- _Dataset entries_
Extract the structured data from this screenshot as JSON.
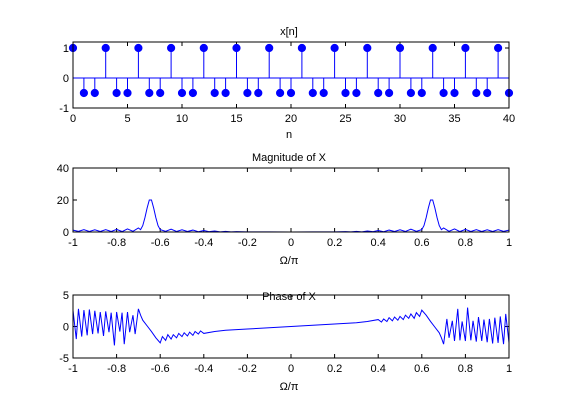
{
  "figure": {
    "background": "#ffffff",
    "axes_color": "#000000",
    "line_color": "#0000ff"
  },
  "chart_data": [
    {
      "type": "stem",
      "title": "x[n]",
      "xlabel": "n",
      "ylabel": "",
      "xlim": [
        0,
        40
      ],
      "ylim": [
        -1,
        1.2
      ],
      "xticks": [
        0,
        5,
        10,
        15,
        20,
        25,
        30,
        35,
        40
      ],
      "yticks": [
        -1,
        0,
        1
      ],
      "marker": "filled-circle",
      "x": [
        0,
        1,
        2,
        3,
        4,
        5,
        6,
        7,
        8,
        9,
        10,
        11,
        12,
        13,
        14,
        15,
        16,
        17,
        18,
        19,
        20,
        21,
        22,
        23,
        24,
        25,
        26,
        27,
        28,
        29,
        30,
        31,
        32,
        33,
        34,
        35,
        36,
        37,
        38,
        39,
        40
      ],
      "y": [
        1,
        -0.5,
        -0.5,
        1,
        -0.5,
        -0.5,
        1,
        -0.5,
        -0.5,
        1,
        -0.5,
        -0.5,
        1,
        -0.5,
        -0.5,
        1,
        -0.5,
        -0.5,
        1,
        -0.5,
        -0.5,
        1,
        -0.5,
        -0.5,
        1,
        -0.5,
        -0.5,
        1,
        -0.5,
        -0.5,
        1,
        -0.5,
        -0.5,
        1,
        -0.5,
        -0.5,
        1,
        -0.5,
        -0.5,
        1,
        -0.5
      ]
    },
    {
      "type": "line",
      "title": "Magnitude of X",
      "xlabel": "Ω/π",
      "ylabel": "",
      "xlim": [
        -1,
        1
      ],
      "ylim": [
        0,
        40
      ],
      "xticks": [
        -1,
        -0.8,
        -0.6,
        -0.4,
        -0.2,
        0,
        0.2,
        0.4,
        0.6,
        0.8,
        1
      ],
      "yticks": [
        0,
        20,
        40
      ],
      "x": [
        -1,
        -0.975,
        -0.95,
        -0.925,
        -0.9,
        -0.875,
        -0.85,
        -0.825,
        -0.8,
        -0.775,
        -0.75,
        -0.725,
        -0.7,
        -0.69,
        -0.68,
        -0.67,
        -0.66,
        -0.65,
        -0.64,
        -0.63,
        -0.62,
        -0.61,
        -0.6,
        -0.575,
        -0.55,
        -0.525,
        -0.5,
        -0.475,
        -0.45,
        -0.425,
        -0.4,
        -0.375,
        -0.35,
        -0.325,
        -0.3,
        -0.275,
        -0.25,
        -0.2,
        -0.1,
        0,
        0.1,
        0.2,
        0.25,
        0.275,
        0.3,
        0.325,
        0.35,
        0.375,
        0.4,
        0.425,
        0.45,
        0.475,
        0.5,
        0.525,
        0.55,
        0.575,
        0.6,
        0.61,
        0.62,
        0.63,
        0.64,
        0.65,
        0.66,
        0.67,
        0.68,
        0.69,
        0.7,
        0.725,
        0.75,
        0.775,
        0.8,
        0.825,
        0.85,
        0.875,
        0.9,
        0.925,
        0.95,
        0.975,
        1
      ],
      "y": [
        1.2,
        0.4,
        1.5,
        0.3,
        1.4,
        0.3,
        1.5,
        0.3,
        1.6,
        0.3,
        1.9,
        0.4,
        2.5,
        1.5,
        4,
        9,
        15,
        20,
        20,
        15,
        9,
        4,
        1.5,
        0.4,
        1.8,
        0.3,
        1.4,
        0.3,
        1.2,
        0.2,
        0.9,
        0.2,
        0.6,
        0.1,
        0.4,
        0.1,
        0.2,
        0.1,
        0.05,
        0,
        0.05,
        0.1,
        0.2,
        0.1,
        0.4,
        0.1,
        0.6,
        0.2,
        0.9,
        0.2,
        1.2,
        0.3,
        1.4,
        0.3,
        1.8,
        0.4,
        1.5,
        4,
        9,
        15,
        20,
        20,
        15,
        9,
        4,
        1.5,
        2.5,
        0.4,
        1.9,
        0.3,
        1.6,
        0.3,
        1.5,
        0.3,
        1.4,
        0.3,
        1.5,
        0.4,
        1.2
      ]
    },
    {
      "type": "line",
      "title": "Phase of X",
      "xlabel": "Ω/π",
      "ylabel": "",
      "xlim": [
        -1,
        1
      ],
      "ylim": [
        -5,
        5
      ],
      "xticks": [
        -1,
        -0.8,
        -0.6,
        -0.4,
        -0.2,
        0,
        0.2,
        0.4,
        0.6,
        0.8,
        1
      ],
      "yticks": [
        -5,
        0,
        5
      ],
      "x": [
        -1,
        -0.985,
        -0.975,
        -0.96,
        -0.95,
        -0.935,
        -0.925,
        -0.91,
        -0.9,
        -0.885,
        -0.875,
        -0.86,
        -0.85,
        -0.835,
        -0.825,
        -0.81,
        -0.8,
        -0.785,
        -0.775,
        -0.765,
        -0.75,
        -0.74,
        -0.725,
        -0.715,
        -0.7,
        -0.69,
        -0.68,
        -0.66,
        -0.64,
        -0.62,
        -0.6,
        -0.59,
        -0.575,
        -0.565,
        -0.55,
        -0.54,
        -0.525,
        -0.515,
        -0.5,
        -0.49,
        -0.475,
        -0.465,
        -0.45,
        -0.44,
        -0.425,
        -0.415,
        -0.4,
        -0.35,
        -0.3,
        -0.25,
        -0.2,
        -0.1,
        0,
        0.1,
        0.2,
        0.25,
        0.3,
        0.35,
        0.4,
        0.415,
        0.425,
        0.44,
        0.45,
        0.465,
        0.475,
        0.49,
        0.5,
        0.515,
        0.525,
        0.54,
        0.55,
        0.565,
        0.575,
        0.59,
        0.6,
        0.62,
        0.64,
        0.66,
        0.68,
        0.69,
        0.7,
        0.715,
        0.725,
        0.74,
        0.75,
        0.765,
        0.775,
        0.785,
        0.8,
        0.81,
        0.825,
        0.835,
        0.85,
        0.86,
        0.875,
        0.885,
        0.9,
        0.91,
        0.925,
        0.935,
        0.95,
        0.96,
        0.975,
        0.985,
        1
      ],
      "y": [
        2.6,
        -2,
        2.8,
        -1.6,
        2.6,
        -1.4,
        2.7,
        -1.2,
        2.5,
        -1.1,
        2.3,
        -1.5,
        2.4,
        -0.9,
        2.2,
        -3,
        2.3,
        -0.8,
        2.2,
        -2.8,
        2.3,
        -0.9,
        1.8,
        -1.2,
        2.8,
        1.8,
        1,
        0.1,
        -0.8,
        -1.8,
        -2.6,
        -1.6,
        -2.2,
        -1.3,
        -2.0,
        -1.3,
        -1.8,
        -1.1,
        -1.6,
        -1.0,
        -1.5,
        -0.9,
        -1.4,
        -0.8,
        -1.2,
        -0.7,
        -1.1,
        -0.8,
        -0.6,
        -0.5,
        -0.4,
        -0.2,
        0,
        0.2,
        0.4,
        0.5,
        0.6,
        0.8,
        1.1,
        0.7,
        1.2,
        0.8,
        1.4,
        0.9,
        1.5,
        1.0,
        1.6,
        1.1,
        1.8,
        1.3,
        2.0,
        1.3,
        2.2,
        1.6,
        2.6,
        1.8,
        0.8,
        -0.1,
        -1,
        -1.8,
        -2.8,
        1.2,
        -1.8,
        0.9,
        -2.3,
        2.8,
        -2.2,
        0.8,
        -2.3,
        3,
        -2.2,
        0.9,
        -2.4,
        1.5,
        -2.3,
        1.1,
        -2.5,
        1.2,
        -2.7,
        1.4,
        -2.6,
        1.6,
        -2.8,
        2,
        -2.6
      ]
    }
  ]
}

- _Written exercise_
Quote the preceding records in their entirety, excluding every picture.

- _Output_
Extract the structured data from this screenshot as JSON.
{
  "figure": {
    "background": "#ffffff",
    "axes_color": "#000000",
    "line_color": "#0000ff"
  },
  "chart_data": [
    {
      "type": "stem",
      "title": "x[n]",
      "xlabel": "n",
      "ylabel": "",
      "xlim": [
        0,
        40
      ],
      "ylim": [
        -1,
        1.2
      ],
      "xticks": [
        0,
        5,
        10,
        15,
        20,
        25,
        30,
        35,
        40
      ],
      "yticks": [
        -1,
        0,
        1
      ],
      "marker": "filled-circle",
      "x": [
        0,
        1,
        2,
        3,
        4,
        5,
        6,
        7,
        8,
        9,
        10,
        11,
        12,
        13,
        14,
        15,
        16,
        17,
        18,
        19,
        20,
        21,
        22,
        23,
        24,
        25,
        26,
        27,
        28,
        29,
        30,
        31,
        32,
        33,
        34,
        35,
        36,
        37,
        38,
        39,
        40
      ],
      "y": [
        1,
        -0.5,
        -0.5,
        1,
        -0.5,
        -0.5,
        1,
        -0.5,
        -0.5,
        1,
        -0.5,
        -0.5,
        1,
        -0.5,
        -0.5,
        1,
        -0.5,
        -0.5,
        1,
        -0.5,
        -0.5,
        1,
        -0.5,
        -0.5,
        1,
        -0.5,
        -0.5,
        1,
        -0.5,
        -0.5,
        1,
        -0.5,
        -0.5,
        1,
        -0.5,
        -0.5,
        1,
        -0.5,
        -0.5,
        1,
        -0.5
      ]
    },
    {
      "type": "line",
      "title": "Magnitude of X",
      "xlabel": "Ω/π",
      "ylabel": "",
      "xlim": [
        -1,
        1
      ],
      "ylim": [
        0,
        40
      ],
      "xticks": [
        -1,
        -0.8,
        -0.6,
        -0.4,
        -0.2,
        0,
        0.2,
        0.4,
        0.6,
        0.8,
        1
      ],
      "yticks": [
        0,
        20,
        40
      ],
      "x": [
        -1,
        -0.975,
        -0.95,
        -0.925,
        -0.9,
        -0.875,
        -0.85,
        -0.825,
        -0.8,
        -0.775,
        -0.75,
        -0.725,
        -0.7,
        -0.69,
        -0.68,
        -0.67,
        -0.66,
        -0.65,
        -0.64,
        -0.63,
        -0.62,
        -0.61,
        -0.6,
        -0.575,
        -0.55,
        -0.525,
        -0.5,
        -0.475,
        -0.45,
        -0.425,
        -0.4,
        -0.375,
        -0.35,
        -0.325,
        -0.3,
        -0.275,
        -0.25,
        -0.2,
        -0.1,
        0,
        0.1,
        0.2,
        0.25,
        0.275,
        0.3,
        0.325,
        0.35,
        0.375,
        0.4,
        0.425,
        0.45,
        0.475,
        0.5,
        0.525,
        0.55,
        0.575,
        0.6,
        0.61,
        0.62,
        0.63,
        0.64,
        0.65,
        0.66,
        0.67,
        0.68,
        0.69,
        0.7,
        0.725,
        0.75,
        0.775,
        0.8,
        0.825,
        0.85,
        0.875,
        0.9,
        0.925,
        0.95,
        0.975,
        1
      ],
      "y": [
        1.2,
        0.4,
        1.5,
        0.3,
        1.4,
        0.3,
        1.5,
        0.3,
        1.6,
        0.3,
        1.9,
        0.4,
        2.5,
        1.5,
        4,
        9,
        15,
        20,
        20,
        15,
        9,
        4,
        1.5,
        0.4,
        1.8,
        0.3,
        1.4,
        0.3,
        1.2,
        0.2,
        0.9,
        0.2,
        0.6,
        0.1,
        0.4,
        0.1,
        0.2,
        0.1,
        0.05,
        0,
        0.05,
        0.1,
        0.2,
        0.1,
        0.4,
        0.1,
        0.6,
        0.2,
        0.9,
        0.2,
        1.2,
        0.3,
        1.4,
        0.3,
        1.8,
        0.4,
        1.5,
        4,
        9,
        15,
        20,
        20,
        15,
        9,
        4,
        1.5,
        2.5,
        0.4,
        1.9,
        0.3,
        1.6,
        0.3,
        1.5,
        0.3,
        1.4,
        0.3,
        1.5,
        0.4,
        1.2
      ]
    },
    {
      "type": "line",
      "title": "Phase of X",
      "xlabel": "Ω/π",
      "ylabel": "",
      "xlim": [
        -1,
        1
      ],
      "ylim": [
        -5,
        5
      ],
      "xticks": [
        -1,
        -0.8,
        -0.6,
        -0.4,
        -0.2,
        0,
        0.2,
        0.4,
        0.6,
        0.8,
        1
      ],
      "yticks": [
        -5,
        0,
        5
      ],
      "x": [
        -1,
        -0.985,
        -0.975,
        -0.96,
        -0.95,
        -0.935,
        -0.925,
        -0.91,
        -0.9,
        -0.885,
        -0.875,
        -0.86,
        -0.85,
        -0.835,
        -0.825,
        -0.81,
        -0.8,
        -0.785,
        -0.775,
        -0.765,
        -0.75,
        -0.74,
        -0.725,
        -0.715,
        -0.7,
        -0.69,
        -0.68,
        -0.66,
        -0.64,
        -0.62,
        -0.6,
        -0.59,
        -0.575,
        -0.565,
        -0.55,
        -0.54,
        -0.525,
        -0.515,
        -0.5,
        -0.49,
        -0.475,
        -0.465,
        -0.45,
        -0.44,
        -0.425,
        -0.415,
        -0.4,
        -0.35,
        -0.3,
        -0.25,
        -0.2,
        -0.1,
        0,
        0.1,
        0.2,
        0.25,
        0.3,
        0.35,
        0.4,
        0.415,
        0.425,
        0.44,
        0.45,
        0.465,
        0.475,
        0.49,
        0.5,
        0.515,
        0.525,
        0.54,
        0.55,
        0.565,
        0.575,
        0.59,
        0.6,
        0.62,
        0.64,
        0.66,
        0.68,
        0.69,
        0.7,
        0.715,
        0.725,
        0.74,
        0.75,
        0.765,
        0.775,
        0.785,
        0.8,
        0.81,
        0.825,
        0.835,
        0.85,
        0.86,
        0.875,
        0.885,
        0.9,
        0.91,
        0.925,
        0.935,
        0.95,
        0.96,
        0.975,
        0.985,
        1
      ],
      "y": [
        2.6,
        -2,
        2.8,
        -1.6,
        2.6,
        -1.4,
        2.7,
        -1.2,
        2.5,
        -1.1,
        2.3,
        -1.5,
        2.4,
        -0.9,
        2.2,
        -3,
        2.3,
        -0.8,
        2.2,
        -2.8,
        2.3,
        -0.9,
        1.8,
        -1.2,
        2.8,
        1.8,
        1,
        0.1,
        -0.8,
        -1.8,
        -2.6,
        -1.6,
        -2.2,
        -1.3,
        -2.0,
        -1.3,
        -1.8,
        -1.1,
        -1.6,
        -1.0,
        -1.5,
        -0.9,
        -1.4,
        -0.8,
        -1.2,
        -0.7,
        -1.1,
        -0.8,
        -0.6,
        -0.5,
        -0.4,
        -0.2,
        0,
        0.2,
        0.4,
        0.5,
        0.6,
        0.8,
        1.1,
        0.7,
        1.2,
        0.8,
        1.4,
        0.9,
        1.5,
        1.0,
        1.6,
        1.1,
        1.8,
        1.3,
        2.0,
        1.3,
        2.2,
        1.6,
        2.6,
        1.8,
        0.8,
        -0.1,
        -1,
        -1.8,
        -2.8,
        1.2,
        -1.8,
        0.9,
        -2.3,
        2.8,
        -2.2,
        0.8,
        -2.3,
        3,
        -2.2,
        0.9,
        -2.4,
        1.5,
        -2.3,
        1.1,
        -2.5,
        1.2,
        -2.7,
        1.4,
        -2.6,
        1.6,
        -2.8,
        2,
        -2.6
      ]
    }
  ]
}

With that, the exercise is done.